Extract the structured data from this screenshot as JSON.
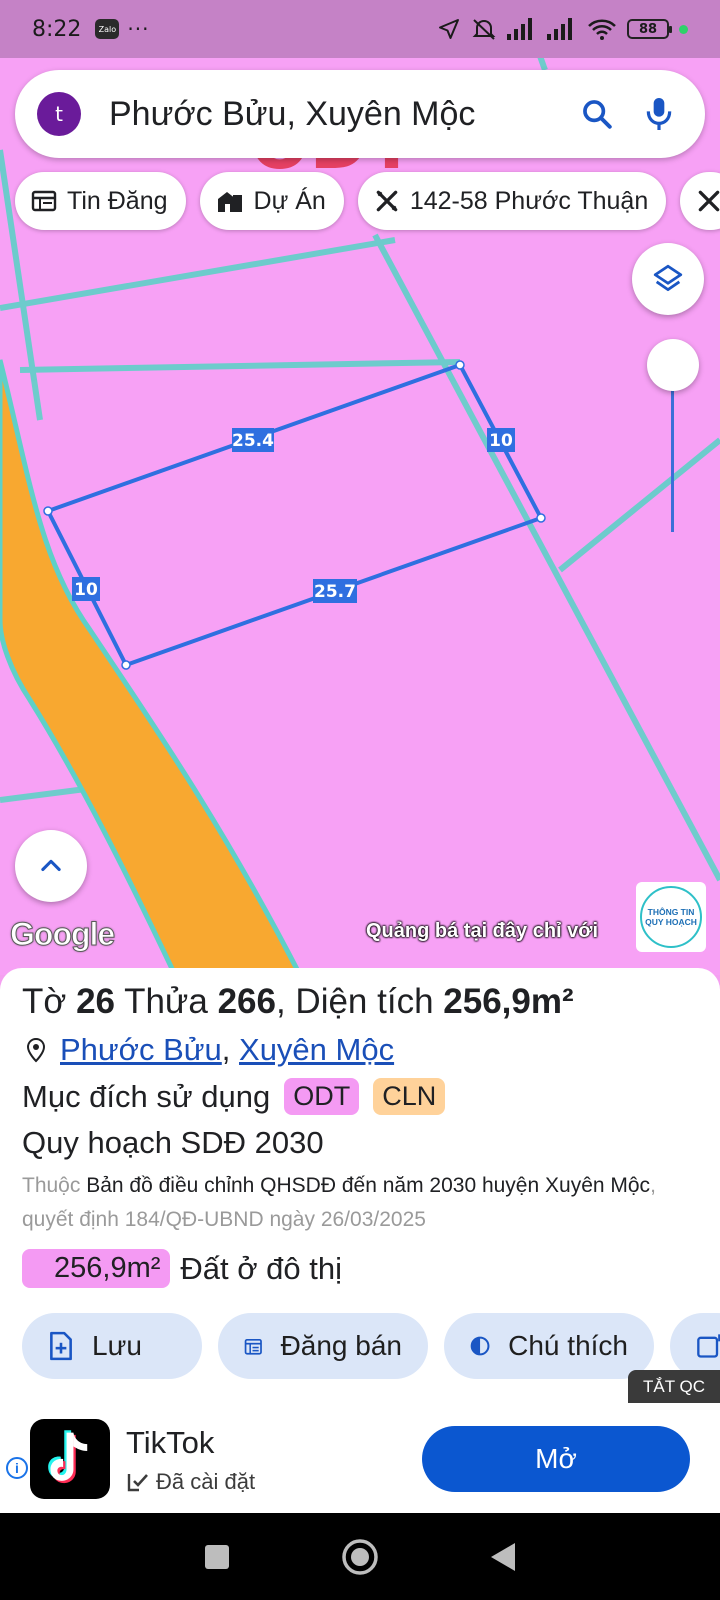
{
  "status_bar": {
    "time": "8:22",
    "zalo": "Zalo",
    "more": "···",
    "battery": "88"
  },
  "search": {
    "avatar_letter": "t",
    "query": "Phước Bửu, Xuyên Mộc"
  },
  "chips": [
    {
      "label": "Tin Đăng",
      "icon": "listing-icon"
    },
    {
      "label": "Dự Án",
      "icon": "building-icon"
    },
    {
      "label": "142-58 Phước Thuận",
      "icon": "ruler-icon"
    }
  ],
  "map": {
    "background_label": "ODT",
    "plot_edges": {
      "top": "25.4",
      "right": "10",
      "bottom": "25.7",
      "left": "10"
    },
    "google_logo": "Google",
    "promo": "Quảng bá tại đây chỉ với",
    "qh_logo_line1": "THÔNG TIN",
    "qh_logo_line2": "QUY HOẠCH",
    "colors": {
      "land": "#f7a1f5",
      "road": "#f8a830",
      "boundary": "#5fd0c8",
      "plot": "#2f6fe0"
    }
  },
  "parcel": {
    "title_prefix": "Tờ ",
    "sheet_no": "26",
    "title_mid": " Thửa ",
    "parcel_no": "266",
    "title_sep": ", Diện tích ",
    "area": "256,9m²",
    "ward": "Phước Bửu",
    "district": "Xuyên Mộc",
    "purpose_label": "Mục đích sử dụng",
    "purpose_codes": [
      "ODT",
      "CLN"
    ],
    "plan_title": "Quy hoạch SDĐ 2030",
    "desc_prefix": "Thuộc ",
    "desc_main": "Bản đồ điều chỉnh QHSDĐ đến năm 2030 huyện Xuyên Mộc",
    "desc_suffix": ", quyết định 184/QĐ-UBND ngày 26/03/2025",
    "zone_area": "256,9m²",
    "zone_name": "Đất ở đô thị"
  },
  "actions": [
    {
      "label": "Lưu",
      "icon": "save-icon"
    },
    {
      "label": "Đăng bán",
      "icon": "calendar-icon"
    },
    {
      "label": "Chú thích",
      "icon": "contrast-icon"
    }
  ],
  "ad": {
    "close_label": "TẮT QC",
    "app_name": "TikTok",
    "installed": "Đã cài đặt",
    "open_label": "Mở"
  }
}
------------------------------------
STATED PROBLEM => Looking at the data above, how many lines hold the word "Xuyên"? Respond with the number alone.

CORRECT RESULT => 3